(Layout element entries)

--------

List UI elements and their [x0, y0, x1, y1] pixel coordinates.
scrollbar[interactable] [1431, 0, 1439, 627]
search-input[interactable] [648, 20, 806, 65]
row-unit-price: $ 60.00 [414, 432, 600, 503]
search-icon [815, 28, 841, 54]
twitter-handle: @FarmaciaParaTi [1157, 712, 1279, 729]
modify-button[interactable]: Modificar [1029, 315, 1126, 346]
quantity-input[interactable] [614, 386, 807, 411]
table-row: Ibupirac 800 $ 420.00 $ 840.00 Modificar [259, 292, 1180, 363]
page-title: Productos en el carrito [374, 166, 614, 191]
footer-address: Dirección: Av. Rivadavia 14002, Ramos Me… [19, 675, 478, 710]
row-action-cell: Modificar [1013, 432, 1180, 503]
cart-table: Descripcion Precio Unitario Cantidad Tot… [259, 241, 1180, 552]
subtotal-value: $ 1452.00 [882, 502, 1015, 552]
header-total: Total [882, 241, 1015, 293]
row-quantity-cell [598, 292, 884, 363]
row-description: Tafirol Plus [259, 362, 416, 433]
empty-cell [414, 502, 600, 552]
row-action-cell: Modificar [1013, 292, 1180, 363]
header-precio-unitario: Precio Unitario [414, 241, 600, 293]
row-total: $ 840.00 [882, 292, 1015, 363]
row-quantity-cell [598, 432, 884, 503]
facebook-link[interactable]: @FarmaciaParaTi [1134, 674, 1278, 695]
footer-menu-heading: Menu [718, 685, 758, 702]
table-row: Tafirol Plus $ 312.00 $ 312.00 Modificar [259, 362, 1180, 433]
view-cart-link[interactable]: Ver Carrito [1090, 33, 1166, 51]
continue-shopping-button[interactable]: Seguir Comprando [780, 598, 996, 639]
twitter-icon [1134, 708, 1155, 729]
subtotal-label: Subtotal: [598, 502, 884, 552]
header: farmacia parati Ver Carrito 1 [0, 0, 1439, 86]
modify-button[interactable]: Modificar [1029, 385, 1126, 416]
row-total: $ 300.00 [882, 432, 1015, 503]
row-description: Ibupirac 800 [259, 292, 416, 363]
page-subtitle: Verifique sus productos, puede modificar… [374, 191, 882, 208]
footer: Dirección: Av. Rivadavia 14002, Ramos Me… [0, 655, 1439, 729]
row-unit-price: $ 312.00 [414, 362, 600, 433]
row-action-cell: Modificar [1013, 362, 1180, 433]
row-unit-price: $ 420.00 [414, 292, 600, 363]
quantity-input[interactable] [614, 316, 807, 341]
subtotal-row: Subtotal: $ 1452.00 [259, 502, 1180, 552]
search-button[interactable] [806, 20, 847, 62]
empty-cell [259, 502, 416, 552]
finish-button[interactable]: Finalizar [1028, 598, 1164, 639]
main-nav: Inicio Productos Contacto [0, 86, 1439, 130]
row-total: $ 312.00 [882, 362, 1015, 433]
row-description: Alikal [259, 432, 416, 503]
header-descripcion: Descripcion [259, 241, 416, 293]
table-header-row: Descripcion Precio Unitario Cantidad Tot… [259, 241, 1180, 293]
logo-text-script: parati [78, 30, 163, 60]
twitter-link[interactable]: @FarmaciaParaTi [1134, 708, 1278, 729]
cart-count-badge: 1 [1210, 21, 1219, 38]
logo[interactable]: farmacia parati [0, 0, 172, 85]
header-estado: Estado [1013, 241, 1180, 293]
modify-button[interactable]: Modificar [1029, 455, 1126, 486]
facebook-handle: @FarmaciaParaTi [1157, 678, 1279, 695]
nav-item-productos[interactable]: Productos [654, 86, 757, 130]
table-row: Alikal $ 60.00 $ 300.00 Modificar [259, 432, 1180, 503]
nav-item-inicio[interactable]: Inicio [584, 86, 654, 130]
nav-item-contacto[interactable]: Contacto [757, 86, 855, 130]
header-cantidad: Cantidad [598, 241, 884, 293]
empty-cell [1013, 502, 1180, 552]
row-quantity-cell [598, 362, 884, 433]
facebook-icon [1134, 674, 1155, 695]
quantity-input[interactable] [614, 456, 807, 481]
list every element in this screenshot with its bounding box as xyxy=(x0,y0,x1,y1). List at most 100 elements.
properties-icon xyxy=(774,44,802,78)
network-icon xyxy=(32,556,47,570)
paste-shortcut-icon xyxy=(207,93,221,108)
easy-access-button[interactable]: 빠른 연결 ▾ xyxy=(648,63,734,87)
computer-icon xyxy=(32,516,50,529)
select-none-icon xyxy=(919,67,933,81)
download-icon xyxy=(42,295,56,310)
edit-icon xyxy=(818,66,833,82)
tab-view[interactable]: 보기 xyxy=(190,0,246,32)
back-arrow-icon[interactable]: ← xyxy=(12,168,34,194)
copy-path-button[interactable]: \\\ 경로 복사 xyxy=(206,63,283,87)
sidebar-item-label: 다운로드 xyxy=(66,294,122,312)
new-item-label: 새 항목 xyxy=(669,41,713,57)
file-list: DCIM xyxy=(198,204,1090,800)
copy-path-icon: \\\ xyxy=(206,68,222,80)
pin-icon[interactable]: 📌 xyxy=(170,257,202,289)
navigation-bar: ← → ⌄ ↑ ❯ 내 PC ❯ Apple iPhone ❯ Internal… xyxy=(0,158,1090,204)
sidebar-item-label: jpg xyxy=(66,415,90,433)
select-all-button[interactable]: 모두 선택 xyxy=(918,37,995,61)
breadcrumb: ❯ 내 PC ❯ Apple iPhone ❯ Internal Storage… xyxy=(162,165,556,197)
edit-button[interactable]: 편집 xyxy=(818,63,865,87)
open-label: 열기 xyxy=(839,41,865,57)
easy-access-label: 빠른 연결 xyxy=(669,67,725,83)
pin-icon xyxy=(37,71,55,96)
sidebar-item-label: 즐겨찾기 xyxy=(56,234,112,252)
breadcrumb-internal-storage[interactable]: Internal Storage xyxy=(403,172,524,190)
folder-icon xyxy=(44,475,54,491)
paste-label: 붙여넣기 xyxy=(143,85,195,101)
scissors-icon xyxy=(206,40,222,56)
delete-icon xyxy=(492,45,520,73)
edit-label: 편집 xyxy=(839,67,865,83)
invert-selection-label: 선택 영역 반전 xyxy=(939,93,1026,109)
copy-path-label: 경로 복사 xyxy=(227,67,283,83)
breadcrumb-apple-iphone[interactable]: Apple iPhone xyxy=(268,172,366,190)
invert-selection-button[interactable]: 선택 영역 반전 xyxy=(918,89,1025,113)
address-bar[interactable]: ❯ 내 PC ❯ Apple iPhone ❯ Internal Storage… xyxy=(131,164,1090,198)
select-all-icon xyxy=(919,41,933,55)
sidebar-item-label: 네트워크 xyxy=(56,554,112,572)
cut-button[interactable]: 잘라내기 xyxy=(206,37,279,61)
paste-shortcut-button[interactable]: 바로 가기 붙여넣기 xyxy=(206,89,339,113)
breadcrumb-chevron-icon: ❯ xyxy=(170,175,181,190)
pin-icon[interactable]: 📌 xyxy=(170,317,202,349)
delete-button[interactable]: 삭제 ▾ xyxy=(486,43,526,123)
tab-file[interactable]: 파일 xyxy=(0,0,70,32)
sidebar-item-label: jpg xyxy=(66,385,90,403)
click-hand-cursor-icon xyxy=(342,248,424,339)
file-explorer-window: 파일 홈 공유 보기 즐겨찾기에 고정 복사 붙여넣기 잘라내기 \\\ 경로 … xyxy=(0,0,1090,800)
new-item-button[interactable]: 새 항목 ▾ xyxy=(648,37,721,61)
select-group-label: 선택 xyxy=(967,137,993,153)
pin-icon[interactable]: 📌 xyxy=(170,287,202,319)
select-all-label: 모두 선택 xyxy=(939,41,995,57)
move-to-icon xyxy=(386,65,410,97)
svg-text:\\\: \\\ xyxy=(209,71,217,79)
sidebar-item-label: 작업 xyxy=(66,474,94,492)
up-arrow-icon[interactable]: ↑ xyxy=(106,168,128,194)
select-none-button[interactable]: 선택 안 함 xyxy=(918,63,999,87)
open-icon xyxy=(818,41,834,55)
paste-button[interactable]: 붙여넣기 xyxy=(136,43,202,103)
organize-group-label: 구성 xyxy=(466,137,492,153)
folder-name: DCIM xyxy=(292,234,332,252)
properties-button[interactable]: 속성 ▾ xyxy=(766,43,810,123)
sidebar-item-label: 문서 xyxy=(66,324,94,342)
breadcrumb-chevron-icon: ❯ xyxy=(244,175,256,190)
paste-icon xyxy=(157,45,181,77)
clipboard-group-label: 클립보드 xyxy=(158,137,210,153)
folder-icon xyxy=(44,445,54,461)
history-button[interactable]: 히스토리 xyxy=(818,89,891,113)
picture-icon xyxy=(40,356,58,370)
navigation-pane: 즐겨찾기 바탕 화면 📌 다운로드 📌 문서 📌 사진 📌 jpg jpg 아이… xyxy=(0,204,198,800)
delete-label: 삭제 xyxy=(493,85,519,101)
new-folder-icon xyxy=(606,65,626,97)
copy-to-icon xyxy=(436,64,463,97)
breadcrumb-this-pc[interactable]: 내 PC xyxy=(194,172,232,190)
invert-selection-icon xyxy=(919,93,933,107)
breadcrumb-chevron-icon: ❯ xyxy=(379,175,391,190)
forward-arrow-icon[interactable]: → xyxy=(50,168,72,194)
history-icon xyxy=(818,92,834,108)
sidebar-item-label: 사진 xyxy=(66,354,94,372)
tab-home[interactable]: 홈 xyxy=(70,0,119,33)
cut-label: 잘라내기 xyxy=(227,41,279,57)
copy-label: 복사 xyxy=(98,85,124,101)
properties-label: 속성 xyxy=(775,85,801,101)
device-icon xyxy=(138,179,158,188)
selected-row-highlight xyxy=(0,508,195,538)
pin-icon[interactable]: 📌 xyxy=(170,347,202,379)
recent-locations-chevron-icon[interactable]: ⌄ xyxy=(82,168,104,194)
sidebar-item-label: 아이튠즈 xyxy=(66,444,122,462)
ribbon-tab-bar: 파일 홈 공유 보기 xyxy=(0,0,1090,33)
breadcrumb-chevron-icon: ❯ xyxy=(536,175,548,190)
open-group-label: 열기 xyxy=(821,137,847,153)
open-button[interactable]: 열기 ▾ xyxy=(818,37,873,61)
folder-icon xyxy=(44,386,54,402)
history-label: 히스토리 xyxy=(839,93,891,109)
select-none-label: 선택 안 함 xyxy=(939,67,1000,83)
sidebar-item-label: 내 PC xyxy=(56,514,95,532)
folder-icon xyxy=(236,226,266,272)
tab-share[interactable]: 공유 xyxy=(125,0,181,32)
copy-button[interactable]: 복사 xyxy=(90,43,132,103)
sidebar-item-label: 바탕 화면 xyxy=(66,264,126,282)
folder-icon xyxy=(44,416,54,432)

--------

WORK TO BE COMPLETED:
Starting at the top of the listing and ending after the line containing "quantity-input[interactable] [614, 386, 807, 411]", write those lines out again with "Modificar" changed to "Editar" and nothing else altered.

COMPLETE RESPONSE:
List UI elements and their [x0, y0, x1, y1] pixel coordinates.
scrollbar[interactable] [1431, 0, 1439, 627]
search-input[interactable] [648, 20, 806, 65]
row-unit-price: $ 60.00 [414, 432, 600, 503]
search-icon [815, 28, 841, 54]
twitter-handle: @FarmaciaParaTi [1157, 712, 1279, 729]
modify-button[interactable]: Editar [1029, 315, 1126, 346]
quantity-input[interactable] [614, 386, 807, 411]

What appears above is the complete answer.